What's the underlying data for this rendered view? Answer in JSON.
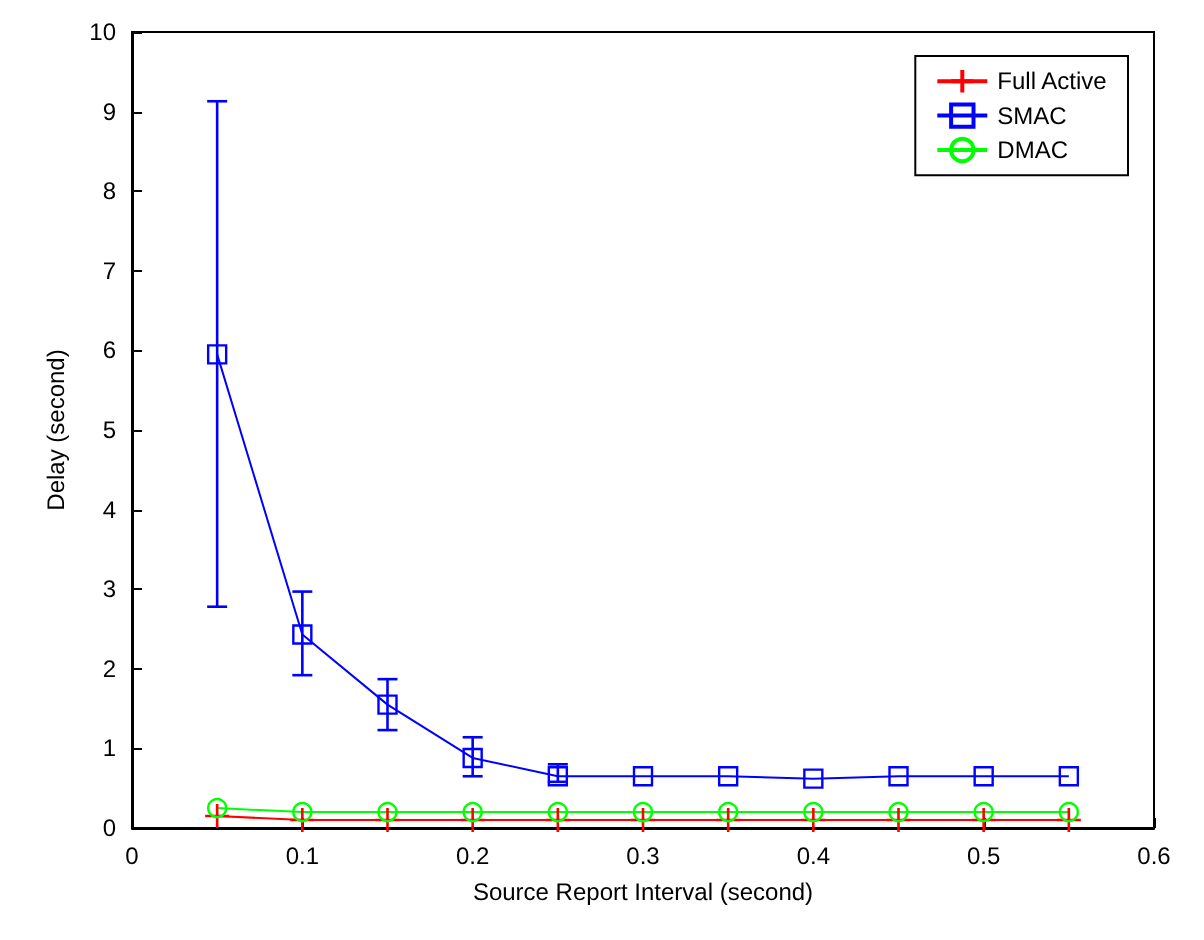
{
  "chart_data": {
    "type": "line",
    "xlabel": "Source Report Interval (second)",
    "ylabel": "Delay (second)",
    "x": [
      0.05,
      0.1,
      0.15,
      0.2,
      0.25,
      0.3,
      0.35,
      0.4,
      0.45,
      0.5,
      0.55
    ],
    "series": [
      {
        "name": "Full Active",
        "color": "#ff0000",
        "marker": "cross",
        "values": [
          0.15,
          0.1,
          0.1,
          0.1,
          0.1,
          0.1,
          0.1,
          0.1,
          0.1,
          0.1,
          0.1
        ]
      },
      {
        "name": "SMAC",
        "color": "#0000ff",
        "marker": "square",
        "values": [
          5.95,
          2.43,
          1.55,
          0.88,
          0.65,
          0.65,
          0.65,
          0.62,
          0.65,
          0.65,
          0.65
        ],
        "errors": [
          [
            2.78,
            9.13
          ],
          [
            1.92,
            2.97
          ],
          [
            1.23,
            1.87
          ],
          [
            0.65,
            1.14
          ],
          [
            0.58,
            0.8
          ],
          null,
          null,
          null,
          null,
          null,
          null
        ]
      },
      {
        "name": "DMAC",
        "color": "#00ff00",
        "marker": "circle",
        "values": [
          0.25,
          0.2,
          0.2,
          0.2,
          0.2,
          0.2,
          0.2,
          0.2,
          0.2,
          0.2,
          0.2
        ]
      }
    ],
    "xlim": [
      0,
      0.6
    ],
    "xticks": [
      0,
      0.1,
      0.2,
      0.3,
      0.4,
      0.5,
      0.6
    ],
    "ylim": [
      0,
      10
    ],
    "yticks": [
      0,
      1,
      2,
      3,
      4,
      5,
      6,
      7,
      8,
      9,
      10
    ],
    "grid": false,
    "legend": "top right",
    "line_style": "solid"
  }
}
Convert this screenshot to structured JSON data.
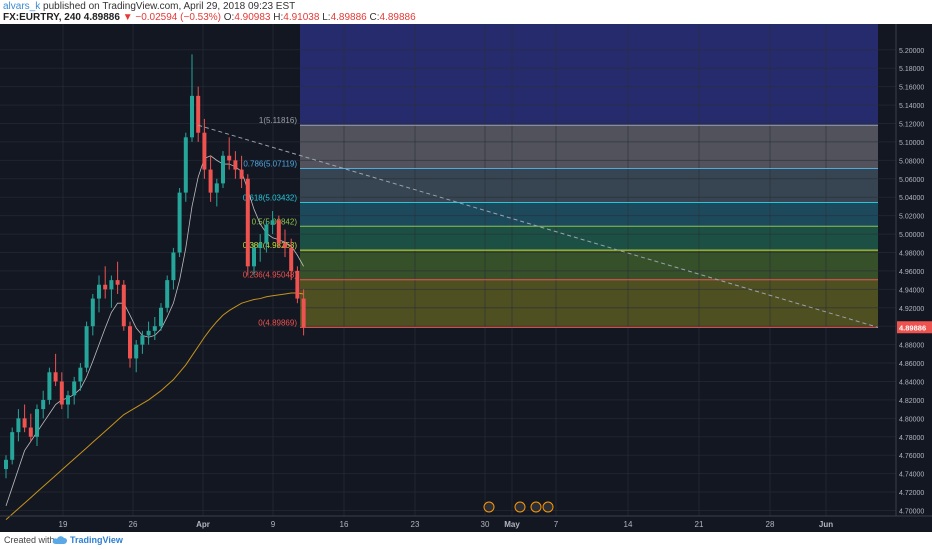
{
  "header": {
    "author": "alvars_k",
    "published": "published on TradingView.com, April 29, 2018 09:23 EST",
    "symbol": "FX:EURTRY, 240",
    "last": "4.89886",
    "change": "▼ −0.02594 (−0.53%)",
    "open_label": "O:",
    "open": "4.90983",
    "high_label": "H:",
    "high": "4.91038",
    "low_label": "L:",
    "low": "4.89886",
    "close_label": "C:",
    "close": "4.89886"
  },
  "footer": {
    "created_with": "Created with",
    "brand": "TradingView"
  },
  "colors": {
    "background": "#131722",
    "grid": "#2a2e39",
    "bull": "#26a69a",
    "bear": "#ef5350",
    "ma_fast": "#d9d9d9",
    "ma_slow": "#e5a91c",
    "trendline": "#9aa3b0",
    "price_badge": "#ef5350"
  },
  "chart_data": {
    "type": "candlestick",
    "x_axis_labels": [
      "19",
      "26",
      "Apr",
      "9",
      "16",
      "23",
      "30",
      "May",
      "7",
      "14",
      "21",
      "28",
      "Jun"
    ],
    "y_tick_labels": [
      "5.20000",
      "5.18000",
      "5.16000",
      "5.14000",
      "5.12000",
      "5.10000",
      "5.08000",
      "5.06000",
      "5.04000",
      "5.02000",
      "5.00000",
      "4.98000",
      "4.96000",
      "4.94000",
      "4.92000",
      "4.90000",
      "4.88000",
      "4.86000",
      "4.84000",
      "4.82000",
      "4.80000",
      "4.78000",
      "4.76000",
      "4.74000",
      "4.72000",
      "4.70000"
    ],
    "ylim": [
      4.694,
      5.228
    ],
    "grid": true,
    "current_price": "4.89886",
    "fibonacci_levels": [
      {
        "ratio": "1",
        "label": "1(5.11816)",
        "price": 5.11816,
        "fill": "#5d5d66"
      },
      {
        "ratio": "0.786",
        "label": "0.786(5.07119)",
        "price": 5.07119,
        "fill": "#3d4d59"
      },
      {
        "ratio": "0.618",
        "label": "0.618(5.03432)",
        "price": 5.03432,
        "fill": "#1f5366"
      },
      {
        "ratio": "0.5",
        "label": "0.5(5.00842)",
        "price": 5.00842,
        "fill": "#1f5a4a"
      },
      {
        "ratio": "0.382",
        "label": "0.382(4.98253)",
        "price": 4.98253,
        "fill": "#3d5a2a"
      },
      {
        "ratio": "0.236",
        "label": "0.236(4.95048)",
        "price": 4.95048,
        "fill": "#5a5a22"
      },
      {
        "ratio": "0",
        "label": "0(4.89869)",
        "price": 4.89869,
        "fill": "#5a2226"
      }
    ],
    "fib_top_fill": "#2a2f7a",
    "fib_colors": [
      "#9aa0a6",
      "#4fa8e0",
      "#26c6da",
      "#8bc34a",
      "#cddc39",
      "#ef5350",
      "#ef5350"
    ],
    "series": [
      {
        "name": "EURTRY",
        "candles": [
          [
            4.745,
            4.76,
            4.735,
            4.755
          ],
          [
            4.755,
            4.79,
            4.75,
            4.785
          ],
          [
            4.785,
            4.81,
            4.775,
            4.8
          ],
          [
            4.8,
            4.815,
            4.785,
            4.79
          ],
          [
            4.79,
            4.805,
            4.775,
            4.78
          ],
          [
            4.78,
            4.815,
            4.77,
            4.81
          ],
          [
            4.81,
            4.83,
            4.8,
            4.82
          ],
          [
            4.82,
            4.855,
            4.815,
            4.85
          ],
          [
            4.85,
            4.87,
            4.835,
            4.84
          ],
          [
            4.84,
            4.85,
            4.81,
            4.815
          ],
          [
            4.815,
            4.83,
            4.8,
            4.825
          ],
          [
            4.825,
            4.845,
            4.815,
            4.84
          ],
          [
            4.84,
            4.86,
            4.83,
            4.855
          ],
          [
            4.855,
            4.905,
            4.85,
            4.9
          ],
          [
            4.9,
            4.935,
            4.89,
            4.93
          ],
          [
            4.93,
            4.955,
            4.915,
            4.945
          ],
          [
            4.945,
            4.965,
            4.93,
            4.94
          ],
          [
            4.94,
            4.955,
            4.92,
            4.95
          ],
          [
            4.95,
            4.97,
            4.935,
            4.945
          ],
          [
            4.945,
            4.95,
            4.895,
            4.9
          ],
          [
            4.9,
            4.905,
            4.855,
            4.865
          ],
          [
            4.865,
            4.885,
            4.85,
            4.88
          ],
          [
            4.88,
            4.895,
            4.87,
            4.89
          ],
          [
            4.89,
            4.905,
            4.88,
            4.895
          ],
          [
            4.895,
            4.91,
            4.885,
            4.9
          ],
          [
            4.9,
            4.925,
            4.895,
            4.92
          ],
          [
            4.92,
            4.955,
            4.915,
            4.95
          ],
          [
            4.95,
            4.985,
            4.94,
            4.98
          ],
          [
            4.98,
            5.05,
            4.975,
            5.045
          ],
          [
            5.045,
            5.11,
            5.035,
            5.105
          ],
          [
            5.105,
            5.195,
            5.1,
            5.15
          ],
          [
            5.15,
            5.16,
            5.1,
            5.11
          ],
          [
            5.11,
            5.125,
            5.06,
            5.07
          ],
          [
            5.07,
            5.085,
            5.035,
            5.045
          ],
          [
            5.045,
            5.06,
            5.03,
            5.055
          ],
          [
            5.055,
            5.09,
            5.05,
            5.085
          ],
          [
            5.085,
            5.105,
            5.07,
            5.08
          ],
          [
            5.08,
            5.09,
            5.06,
            5.07
          ],
          [
            5.07,
            5.085,
            5.05,
            5.06
          ],
          [
            5.06,
            5.065,
            4.955,
            4.965
          ],
          [
            4.965,
            4.99,
            4.955,
            4.985
          ],
          [
            4.985,
            5.0,
            4.97,
            4.99
          ],
          [
            4.99,
            5.015,
            4.98,
            5.01
          ],
          [
            5.01,
            5.025,
            5.0,
            5.015
          ],
          [
            5.015,
            5.02,
            4.985,
            4.99
          ],
          [
            4.99,
            5.005,
            4.975,
            4.985
          ],
          [
            4.985,
            4.995,
            4.95,
            4.96
          ],
          [
            4.96,
            4.965,
            4.925,
            4.93
          ],
          [
            4.93,
            4.94,
            4.89,
            4.899
          ]
        ]
      },
      {
        "name": "MA fast",
        "values": [
          4.705,
          4.725,
          4.745,
          4.765,
          4.775,
          4.785,
          4.795,
          4.805,
          4.815,
          4.82,
          4.822,
          4.826,
          4.832,
          4.845,
          4.862,
          4.88,
          4.898,
          4.915,
          4.925,
          4.925,
          4.912,
          4.898,
          4.89,
          4.888,
          4.89,
          4.897,
          4.91,
          4.925,
          4.95,
          4.985,
          5.03,
          5.062,
          5.082,
          5.085,
          5.08,
          5.076,
          5.076,
          5.073,
          5.068,
          5.048,
          5.027,
          5.011,
          5.001,
          4.996,
          4.994,
          4.991,
          4.987,
          4.977,
          4.965
        ]
      },
      {
        "name": "MA slow",
        "values": [
          4.69,
          4.696,
          4.702,
          4.708,
          4.714,
          4.72,
          4.726,
          4.732,
          4.738,
          4.744,
          4.75,
          4.756,
          4.762,
          4.768,
          4.774,
          4.78,
          4.786,
          4.792,
          4.798,
          4.804,
          4.808,
          4.812,
          4.816,
          4.82,
          4.825,
          4.83,
          4.836,
          4.842,
          4.85,
          4.858,
          4.868,
          4.878,
          4.888,
          4.897,
          4.905,
          4.912,
          4.917,
          4.921,
          4.925,
          4.927,
          4.929,
          4.93,
          4.932,
          4.933,
          4.934,
          4.935,
          4.936,
          4.936,
          4.935
        ]
      }
    ],
    "trendline": {
      "from_price": 5.11816,
      "to_price": 4.89869
    }
  }
}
• • • • • • •
▶ _WORK TO DO_:
Report the number of lines of the listing above that hold the string "marker", with no other text.

▶ _EXERCISE ANSWER_:
3